» **STORED DATA**:
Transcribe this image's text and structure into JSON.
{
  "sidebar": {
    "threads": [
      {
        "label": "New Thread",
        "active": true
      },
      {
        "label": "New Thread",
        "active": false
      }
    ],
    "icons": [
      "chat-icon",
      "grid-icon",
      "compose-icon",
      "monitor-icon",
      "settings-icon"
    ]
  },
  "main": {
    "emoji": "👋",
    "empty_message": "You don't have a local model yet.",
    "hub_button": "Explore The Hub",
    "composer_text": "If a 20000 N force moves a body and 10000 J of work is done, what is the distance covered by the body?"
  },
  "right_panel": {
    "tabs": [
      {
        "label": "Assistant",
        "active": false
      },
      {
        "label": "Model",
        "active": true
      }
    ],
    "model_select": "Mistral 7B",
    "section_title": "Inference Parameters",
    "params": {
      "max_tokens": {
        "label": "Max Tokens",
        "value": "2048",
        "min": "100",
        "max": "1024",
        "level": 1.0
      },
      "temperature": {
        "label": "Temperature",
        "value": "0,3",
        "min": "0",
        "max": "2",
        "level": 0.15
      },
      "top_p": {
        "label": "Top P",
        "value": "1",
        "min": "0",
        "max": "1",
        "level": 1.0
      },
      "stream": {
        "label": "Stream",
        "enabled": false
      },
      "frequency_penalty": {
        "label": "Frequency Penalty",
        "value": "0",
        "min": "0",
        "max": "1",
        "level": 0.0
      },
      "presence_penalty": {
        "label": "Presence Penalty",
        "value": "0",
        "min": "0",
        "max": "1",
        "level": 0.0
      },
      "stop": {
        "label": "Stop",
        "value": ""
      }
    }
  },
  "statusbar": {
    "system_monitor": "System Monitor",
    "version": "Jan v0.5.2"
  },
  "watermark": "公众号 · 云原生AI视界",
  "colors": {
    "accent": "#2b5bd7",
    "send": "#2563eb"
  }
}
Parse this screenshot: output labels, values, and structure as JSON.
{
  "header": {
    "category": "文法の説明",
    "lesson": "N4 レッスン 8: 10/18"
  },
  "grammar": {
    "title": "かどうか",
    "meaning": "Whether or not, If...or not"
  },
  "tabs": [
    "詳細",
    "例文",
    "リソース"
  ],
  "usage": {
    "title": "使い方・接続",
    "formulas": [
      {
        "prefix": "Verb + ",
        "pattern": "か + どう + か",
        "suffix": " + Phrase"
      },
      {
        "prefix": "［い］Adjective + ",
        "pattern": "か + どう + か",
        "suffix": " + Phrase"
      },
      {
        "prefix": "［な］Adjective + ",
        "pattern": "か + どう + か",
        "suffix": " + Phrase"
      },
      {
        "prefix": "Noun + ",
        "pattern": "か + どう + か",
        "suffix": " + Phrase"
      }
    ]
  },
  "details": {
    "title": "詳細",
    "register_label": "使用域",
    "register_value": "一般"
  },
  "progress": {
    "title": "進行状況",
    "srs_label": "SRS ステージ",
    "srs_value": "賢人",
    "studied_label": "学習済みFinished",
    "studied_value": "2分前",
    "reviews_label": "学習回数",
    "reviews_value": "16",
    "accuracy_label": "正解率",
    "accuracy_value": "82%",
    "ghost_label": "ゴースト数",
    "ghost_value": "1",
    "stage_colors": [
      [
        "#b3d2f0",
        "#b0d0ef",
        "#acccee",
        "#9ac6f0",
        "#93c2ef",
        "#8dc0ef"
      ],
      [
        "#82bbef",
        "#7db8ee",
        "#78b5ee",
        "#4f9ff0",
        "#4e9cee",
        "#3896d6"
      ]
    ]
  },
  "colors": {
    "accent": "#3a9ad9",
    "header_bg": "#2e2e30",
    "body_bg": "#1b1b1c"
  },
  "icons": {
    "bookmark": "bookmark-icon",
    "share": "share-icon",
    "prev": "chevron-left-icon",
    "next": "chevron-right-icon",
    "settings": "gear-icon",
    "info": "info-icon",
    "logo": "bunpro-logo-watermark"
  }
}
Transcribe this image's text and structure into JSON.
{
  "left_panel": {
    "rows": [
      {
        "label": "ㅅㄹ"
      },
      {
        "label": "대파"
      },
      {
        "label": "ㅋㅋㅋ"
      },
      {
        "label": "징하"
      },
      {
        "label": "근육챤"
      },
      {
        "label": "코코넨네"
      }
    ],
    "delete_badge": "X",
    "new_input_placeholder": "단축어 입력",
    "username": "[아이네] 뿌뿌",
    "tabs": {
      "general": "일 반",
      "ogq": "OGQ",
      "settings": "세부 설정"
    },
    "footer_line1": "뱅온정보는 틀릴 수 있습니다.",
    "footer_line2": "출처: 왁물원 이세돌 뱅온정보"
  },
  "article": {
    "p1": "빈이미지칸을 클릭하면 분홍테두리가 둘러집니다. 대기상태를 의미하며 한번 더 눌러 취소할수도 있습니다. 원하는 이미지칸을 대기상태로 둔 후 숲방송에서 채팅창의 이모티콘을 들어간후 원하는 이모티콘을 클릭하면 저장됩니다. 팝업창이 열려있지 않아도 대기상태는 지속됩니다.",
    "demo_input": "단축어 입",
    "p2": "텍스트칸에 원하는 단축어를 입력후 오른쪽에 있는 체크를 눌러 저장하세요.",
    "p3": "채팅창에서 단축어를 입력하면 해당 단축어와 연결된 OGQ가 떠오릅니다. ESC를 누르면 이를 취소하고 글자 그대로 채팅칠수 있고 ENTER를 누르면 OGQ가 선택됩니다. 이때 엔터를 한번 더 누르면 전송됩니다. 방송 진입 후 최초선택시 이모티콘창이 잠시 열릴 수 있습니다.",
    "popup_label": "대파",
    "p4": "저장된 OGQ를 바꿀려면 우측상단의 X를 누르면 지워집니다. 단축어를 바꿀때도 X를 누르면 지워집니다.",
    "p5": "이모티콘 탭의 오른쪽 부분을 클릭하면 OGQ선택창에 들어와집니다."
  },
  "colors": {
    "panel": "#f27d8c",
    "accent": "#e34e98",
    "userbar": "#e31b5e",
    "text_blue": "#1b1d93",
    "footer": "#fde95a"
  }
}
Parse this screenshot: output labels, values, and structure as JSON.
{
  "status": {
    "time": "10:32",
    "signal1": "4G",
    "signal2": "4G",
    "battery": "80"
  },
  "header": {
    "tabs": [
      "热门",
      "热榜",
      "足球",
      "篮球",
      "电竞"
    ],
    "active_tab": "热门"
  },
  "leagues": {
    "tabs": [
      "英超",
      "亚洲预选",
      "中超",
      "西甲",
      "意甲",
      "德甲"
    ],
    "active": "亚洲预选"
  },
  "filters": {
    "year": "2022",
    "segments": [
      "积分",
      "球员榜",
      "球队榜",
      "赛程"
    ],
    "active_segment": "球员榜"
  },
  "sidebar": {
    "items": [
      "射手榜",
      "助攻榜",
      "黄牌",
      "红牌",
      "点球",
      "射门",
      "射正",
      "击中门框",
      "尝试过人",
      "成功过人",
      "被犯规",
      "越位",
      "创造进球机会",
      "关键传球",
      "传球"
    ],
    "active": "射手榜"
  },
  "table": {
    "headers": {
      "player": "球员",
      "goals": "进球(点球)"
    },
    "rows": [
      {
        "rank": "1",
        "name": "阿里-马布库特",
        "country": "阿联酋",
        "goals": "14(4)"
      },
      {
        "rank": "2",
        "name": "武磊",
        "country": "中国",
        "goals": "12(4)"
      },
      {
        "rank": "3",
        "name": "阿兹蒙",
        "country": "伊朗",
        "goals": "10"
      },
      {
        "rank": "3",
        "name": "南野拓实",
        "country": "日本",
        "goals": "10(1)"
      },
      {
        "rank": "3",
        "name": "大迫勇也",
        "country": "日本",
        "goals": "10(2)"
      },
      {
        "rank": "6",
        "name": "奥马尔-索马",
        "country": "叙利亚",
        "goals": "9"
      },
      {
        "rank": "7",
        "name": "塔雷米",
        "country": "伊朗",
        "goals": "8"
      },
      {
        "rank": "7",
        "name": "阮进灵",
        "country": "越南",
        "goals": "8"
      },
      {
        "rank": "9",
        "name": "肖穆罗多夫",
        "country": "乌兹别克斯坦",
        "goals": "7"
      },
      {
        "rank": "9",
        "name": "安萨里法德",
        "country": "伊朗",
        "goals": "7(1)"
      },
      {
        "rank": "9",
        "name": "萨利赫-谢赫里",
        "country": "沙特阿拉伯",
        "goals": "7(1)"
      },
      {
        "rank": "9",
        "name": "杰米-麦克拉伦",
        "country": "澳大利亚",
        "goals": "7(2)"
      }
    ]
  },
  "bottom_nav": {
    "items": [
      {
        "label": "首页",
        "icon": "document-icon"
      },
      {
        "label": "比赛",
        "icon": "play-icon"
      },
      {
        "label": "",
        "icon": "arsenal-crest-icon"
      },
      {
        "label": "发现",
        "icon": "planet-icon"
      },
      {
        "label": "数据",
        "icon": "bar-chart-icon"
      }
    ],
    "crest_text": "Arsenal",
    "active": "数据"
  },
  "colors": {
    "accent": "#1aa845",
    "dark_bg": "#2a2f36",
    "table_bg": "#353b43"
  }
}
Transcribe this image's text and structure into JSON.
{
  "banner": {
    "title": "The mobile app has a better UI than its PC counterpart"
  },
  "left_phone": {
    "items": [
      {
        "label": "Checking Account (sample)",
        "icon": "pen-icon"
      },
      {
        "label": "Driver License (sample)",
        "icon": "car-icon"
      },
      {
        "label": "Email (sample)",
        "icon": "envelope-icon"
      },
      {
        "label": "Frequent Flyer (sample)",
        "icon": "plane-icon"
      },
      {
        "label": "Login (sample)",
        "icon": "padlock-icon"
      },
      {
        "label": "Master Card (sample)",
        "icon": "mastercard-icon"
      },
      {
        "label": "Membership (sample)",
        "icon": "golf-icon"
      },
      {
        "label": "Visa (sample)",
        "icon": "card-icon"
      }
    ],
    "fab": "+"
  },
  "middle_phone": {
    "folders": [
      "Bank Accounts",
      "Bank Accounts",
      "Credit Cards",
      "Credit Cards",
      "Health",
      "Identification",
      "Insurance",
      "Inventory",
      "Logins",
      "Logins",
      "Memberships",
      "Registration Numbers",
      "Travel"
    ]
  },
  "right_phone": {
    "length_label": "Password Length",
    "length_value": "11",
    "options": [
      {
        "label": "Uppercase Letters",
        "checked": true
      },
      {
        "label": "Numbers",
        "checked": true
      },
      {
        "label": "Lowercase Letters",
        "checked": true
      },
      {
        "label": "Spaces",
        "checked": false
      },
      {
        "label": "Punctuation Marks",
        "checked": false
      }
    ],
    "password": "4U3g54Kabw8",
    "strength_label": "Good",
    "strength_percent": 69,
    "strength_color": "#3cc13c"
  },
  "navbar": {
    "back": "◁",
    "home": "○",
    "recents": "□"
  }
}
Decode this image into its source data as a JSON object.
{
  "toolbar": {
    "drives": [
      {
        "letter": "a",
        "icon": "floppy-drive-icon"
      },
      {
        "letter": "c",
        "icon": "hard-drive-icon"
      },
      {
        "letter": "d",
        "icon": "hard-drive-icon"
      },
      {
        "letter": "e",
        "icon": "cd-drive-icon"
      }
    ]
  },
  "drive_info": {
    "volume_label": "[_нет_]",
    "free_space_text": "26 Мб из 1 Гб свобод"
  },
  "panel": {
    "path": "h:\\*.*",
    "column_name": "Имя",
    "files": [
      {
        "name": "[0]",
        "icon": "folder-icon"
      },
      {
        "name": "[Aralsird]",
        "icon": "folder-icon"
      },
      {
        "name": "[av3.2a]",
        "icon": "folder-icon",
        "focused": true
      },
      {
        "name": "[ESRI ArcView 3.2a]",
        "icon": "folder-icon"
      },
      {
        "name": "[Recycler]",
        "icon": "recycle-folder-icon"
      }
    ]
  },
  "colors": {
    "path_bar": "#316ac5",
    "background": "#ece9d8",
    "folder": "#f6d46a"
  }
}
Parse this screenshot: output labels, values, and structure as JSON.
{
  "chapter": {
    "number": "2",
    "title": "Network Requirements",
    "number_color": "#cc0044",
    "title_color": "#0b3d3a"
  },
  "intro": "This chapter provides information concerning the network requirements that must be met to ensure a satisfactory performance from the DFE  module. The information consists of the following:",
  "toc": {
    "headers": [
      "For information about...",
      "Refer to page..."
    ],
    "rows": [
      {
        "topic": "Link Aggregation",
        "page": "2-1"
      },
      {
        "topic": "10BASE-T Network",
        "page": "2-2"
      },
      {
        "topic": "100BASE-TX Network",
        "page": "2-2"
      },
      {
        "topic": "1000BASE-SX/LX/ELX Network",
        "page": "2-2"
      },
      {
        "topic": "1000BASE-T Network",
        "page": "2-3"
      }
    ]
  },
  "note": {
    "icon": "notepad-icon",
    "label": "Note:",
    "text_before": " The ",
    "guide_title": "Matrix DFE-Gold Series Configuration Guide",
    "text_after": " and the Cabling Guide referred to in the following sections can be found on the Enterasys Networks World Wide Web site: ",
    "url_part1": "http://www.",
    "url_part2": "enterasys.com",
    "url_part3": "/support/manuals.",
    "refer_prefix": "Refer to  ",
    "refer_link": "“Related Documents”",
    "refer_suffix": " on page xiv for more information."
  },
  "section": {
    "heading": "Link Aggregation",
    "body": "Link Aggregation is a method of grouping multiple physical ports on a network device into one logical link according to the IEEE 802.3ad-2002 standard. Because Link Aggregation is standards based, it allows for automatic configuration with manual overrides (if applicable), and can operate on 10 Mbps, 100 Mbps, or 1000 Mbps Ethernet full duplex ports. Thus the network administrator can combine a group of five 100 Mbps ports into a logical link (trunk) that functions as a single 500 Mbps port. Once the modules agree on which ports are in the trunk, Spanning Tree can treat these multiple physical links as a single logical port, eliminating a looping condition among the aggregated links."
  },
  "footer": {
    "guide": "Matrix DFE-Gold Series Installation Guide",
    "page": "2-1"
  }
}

» **AIM OF THE TASK**: How many of the lines above contain the string "following"? Give the number only.

» **RESPONSE TO THIS EXERCISE**: 2